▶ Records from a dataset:
□ □ □ □
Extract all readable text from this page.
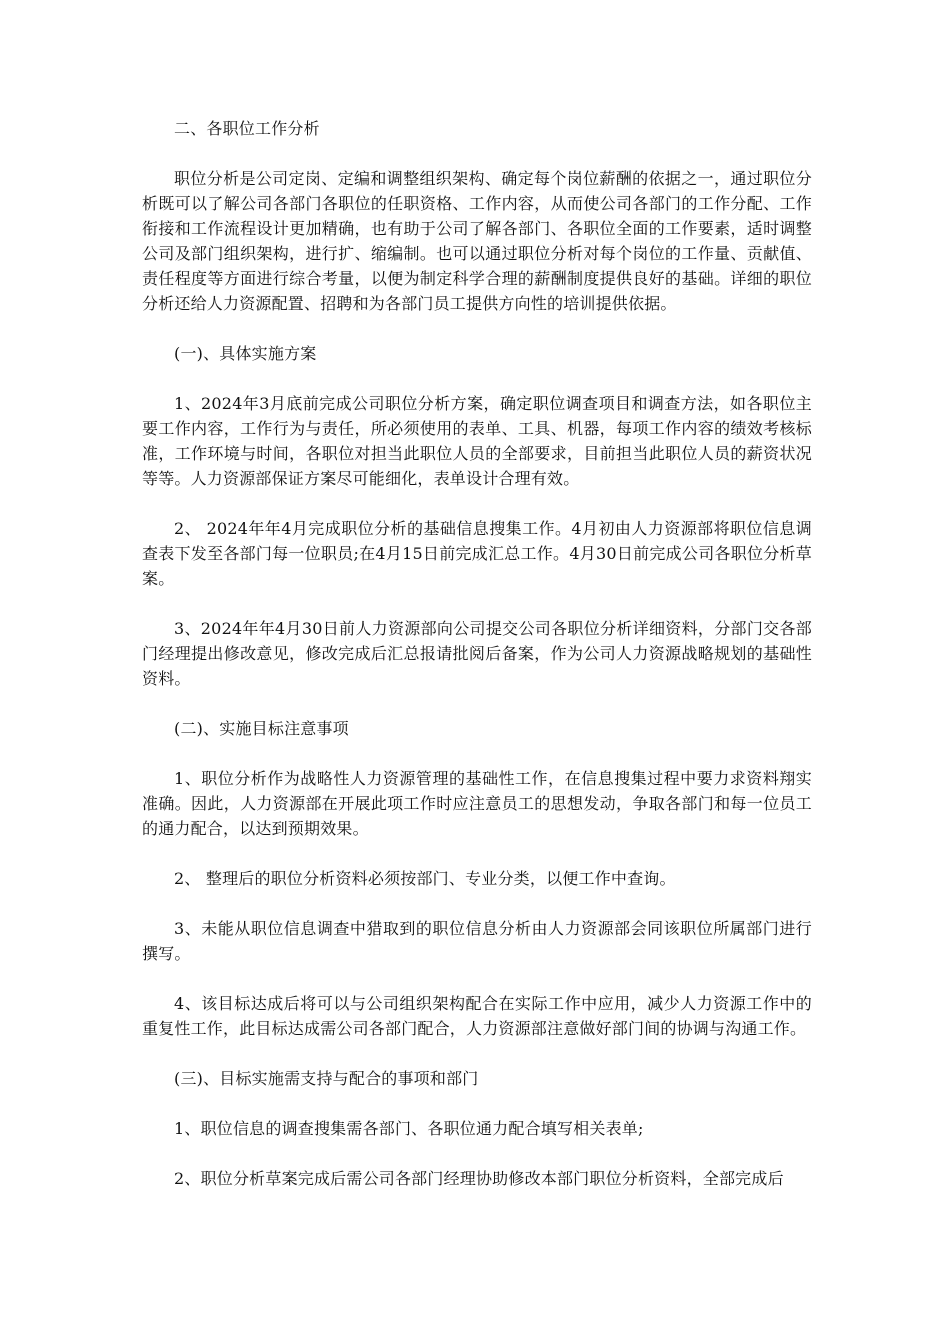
二、各职位工作分析

职位分析是公司定岗、定编和调整组织架构、确定每个岗位薪酬的依据之一，通过职位分析既可以了解公司各部门各职位的任职资格、工作内容，从而使公司各部门的工作分配、工作衔接和工作流程设计更加精确，也有助于公司了解各部门、各职位全面的工作要素，适时调整公司及部门组织架构，进行扩、缩编制。也可以通过职位分析对每个岗位的工作量、贡献值、责任程度等方面进行综合考量，以便为制定科学合理的薪酬制度提供良好的基础。详细的职位分析还给人力资源配置、招聘和为各部门员工提供方向性的培训提供依据。

(一)、具体实施方案

1、2024年3月底前完成公司职位分析方案，确定职位调查项目和调查方法，如各职位主要工作内容，工作行为与责任，所必须使用的表单、工具、机器，每项工作内容的绩效考核标准，工作环境与时间，各职位对担当此职位人员的全部要求，目前担当此职位人员的薪资状况等等。人力资源部保证方案尽可能细化，表单设计合理有效。

2、 2024年年4月完成职位分析的基础信息搜集工作。4月初由人力资源部将职位信息调查表下发至各部门每一位职员;在4月15日前完成汇总工作。4月30日前完成公司各职位分析草案。

3、2024年年4月30日前人力资源部向公司提交公司各职位分析详细资料，分部门交各部门经理提出修改意见，修改完成后汇总报请批阅后备案，作为公司人力资源战略规划的基础性资料。

(二)、实施目标注意事项

1、职位分析作为战略性人力资源管理的基础性工作，在信息搜集过程中要力求资料翔实准确。因此，人力资源部在开展此项工作时应注意员工的思想发动，争取各部门和每一位员工的通力配合，以达到预期效果。

2、 整理后的职位分析资料必须按部门、专业分类，以便工作中查询。

3、未能从职位信息调查中猎取到的职位信息分析由人力资源部会同该职位所属部门进行撰写。

4、该目标达成后将可以与公司组织架构配合在实际工作中应用，减少人力资源工作中的重复性工作，此目标达成需公司各部门配合，人力资源部注意做好部门间的协调与沟通工作。

(三)、目标实施需支持与配合的事项和部门

1、职位信息的调查搜集需各部门、各职位通力配合填写相关表单;

2、职位分析草案完成后需公司各部门经理协助修改本部门职位分析资料，全部完成后
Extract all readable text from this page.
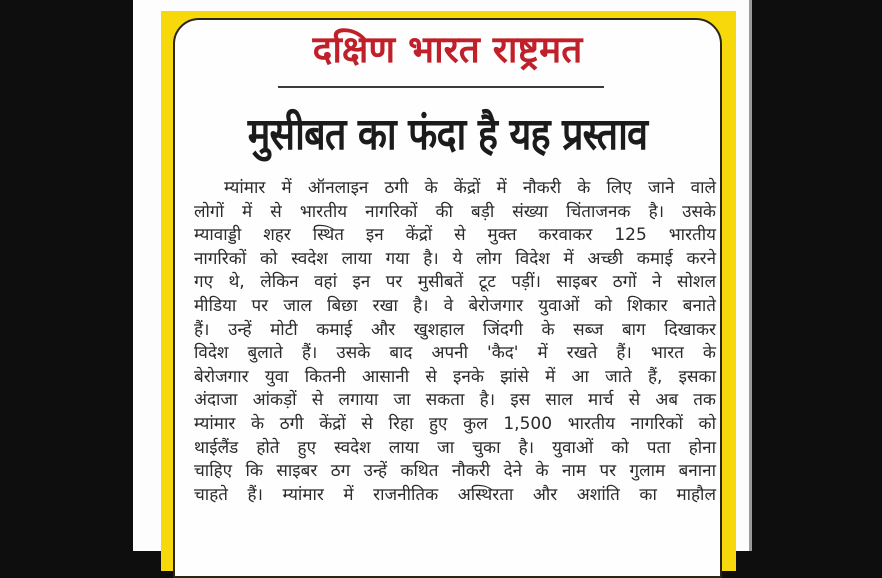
दक्षिण भारत राष्ट्रमत
मुसीबत का फंदा है यह प्रस्ताव
म्यांमार में ऑनलाइन ठगी के केंद्रों में नौकरी के लिए जाने वाले
लोगों में से भारतीय नागरिकों की बड़ी संख्या चिंताजनक है। उसके
म्यावाड्डी शहर स्थित इन केंद्रों से मुक्त करवाकर 125 भारतीय
नागरिकों को स्वदेश लाया गया है। ये लोग विदेश में अच्छी कमाई करने
गए थे, लेकिन वहां इन पर मुसीबतें टूट पड़ीं। साइबर ठगों ने सोशल
मीडिया पर जाल बिछा रखा है। वे बेरोजगार युवाओं को शिकार बनाते
हैं। उन्हें मोटी कमाई और खुशहाल जिंदगी के सब्ज बाग दिखाकर
विदेश बुलाते हैं। उसके बाद अपनी 'कैद' में रखते हैं। भारत के
बेरोजगार युवा कितनी आसानी से इनके झांसे में आ जाते हैं, इसका
अंदाजा आंकड़ों से लगाया जा सकता है। इस साल मार्च से अब तक
म्यांमार के ठगी केंद्रों से रिहा हुए कुल 1,500 भारतीय नागरिकों को
थाईलैंड होते हुए स्वदेश लाया जा चुका है। युवाओं को पता होना
चाहिए कि साइबर ठग उन्हें कथित नौकरी देने के नाम पर गुलाम बनाना
चाहते हैं। म्यांमार में राजनीतिक अस्थिरता और अशांति का माहौल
□ □ □ □
▶ What is asked:
Reproduce the listing exactly. Leave its pictures out.

▶ Correct result:
Extract all readable text from this page.
二、各职位工作分析

职位分析是公司定岗、定编和调整组织架构、确定每个岗位薪酬的依据之一，通过职位分析既可以了解公司各部门各职位的任职资格、工作内容，从而使公司各部门的工作分配、工作衔接和工作流程设计更加精确，也有助于公司了解各部门、各职位全面的工作要素，适时调整公司及部门组织架构，进行扩、缩编制。也可以通过职位分析对每个岗位的工作量、贡献值、责任程度等方面进行综合考量，以便为制定科学合理的薪酬制度提供良好的基础。详细的职位分析还给人力资源配置、招聘和为各部门员工提供方向性的培训提供依据。

(一)、具体实施方案

1、2024年3月底前完成公司职位分析方案，确定职位调查项目和调查方法，如各职位主要工作内容，工作行为与责任，所必须使用的表单、工具、机器，每项工作内容的绩效考核标准，工作环境与时间，各职位对担当此职位人员的全部要求，目前担当此职位人员的薪资状况等等。人力资源部保证方案尽可能细化，表单设计合理有效。

2、 2024年年4月完成职位分析的基础信息搜集工作。4月初由人力资源部将职位信息调查表下发至各部门每一位职员;在4月15日前完成汇总工作。4月30日前完成公司各职位分析草案。

3、2024年年4月30日前人力资源部向公司提交公司各职位分析详细资料，分部门交各部门经理提出修改意见，修改完成后汇总报请批阅后备案，作为公司人力资源战略规划的基础性资料。

(二)、实施目标注意事项

1、职位分析作为战略性人力资源管理的基础性工作，在信息搜集过程中要力求资料翔实准确。因此，人力资源部在开展此项工作时应注意员工的思想发动，争取各部门和每一位员工的通力配合，以达到预期效果。

2、 整理后的职位分析资料必须按部门、专业分类，以便工作中查询。

3、未能从职位信息调查中猎取到的职位信息分析由人力资源部会同该职位所属部门进行撰写。

4、该目标达成后将可以与公司组织架构配合在实际工作中应用，减少人力资源工作中的重复性工作，此目标达成需公司各部门配合，人力资源部注意做好部门间的协调与沟通工作。

(三)、目标实施需支持与配合的事项和部门

1、职位信息的调查搜集需各部门、各职位通力配合填写相关表单;

2、职位分析草案完成后需公司各部门经理协助修改本部门职位分析资料，全部完成后
Extract all readable text from this page.
दक्षिण भारत राष्ट्रमत
मुसीबत का फंदा है यह प्रस्ताव
म्यांमार में ऑनलाइन ठगी के केंद्रों में नौकरी के लिए जाने वाले
लोगों में से भारतीय नागरिकों की बड़ी संख्या चिंताजनक है। उसके
म्यावाड्डी शहर स्थित इन केंद्रों से मुक्त करवाकर 125 भारतीय
नागरिकों को स्वदेश लाया गया है। ये लोग विदेश में अच्छी कमाई करने
गए थे, लेकिन वहां इन पर मुसीबतें टूट पड़ीं। साइबर ठगों ने सोशल
मीडिया पर जाल बिछा रखा है। वे बेरोजगार युवाओं को शिकार बनाते
हैं। उन्हें मोटी कमाई और खुशहाल जिंदगी के सब्ज बाग दिखाकर
विदेश बुलाते हैं। उसके बाद अपनी 'कैद' में रखते हैं। भारत के
बेरोजगार युवा कितनी आसानी से इनके झांसे में आ जाते हैं, इसका
अंदाजा आंकड़ों से लगाया जा सकता है। इस साल मार्च से अब तक
म्यांमार के ठगी केंद्रों से रिहा हुए कुल 1,500 भारतीय नागरिकों को
थाईलैंड होते हुए स्वदेश लाया जा चुका है। युवाओं को पता होना
चाहिए कि साइबर ठग उन्हें कथित नौकरी देने के नाम पर गुलाम बनाना
चाहते हैं। म्यांमार में राजनीतिक अस्थिरता और अशांति का माहौल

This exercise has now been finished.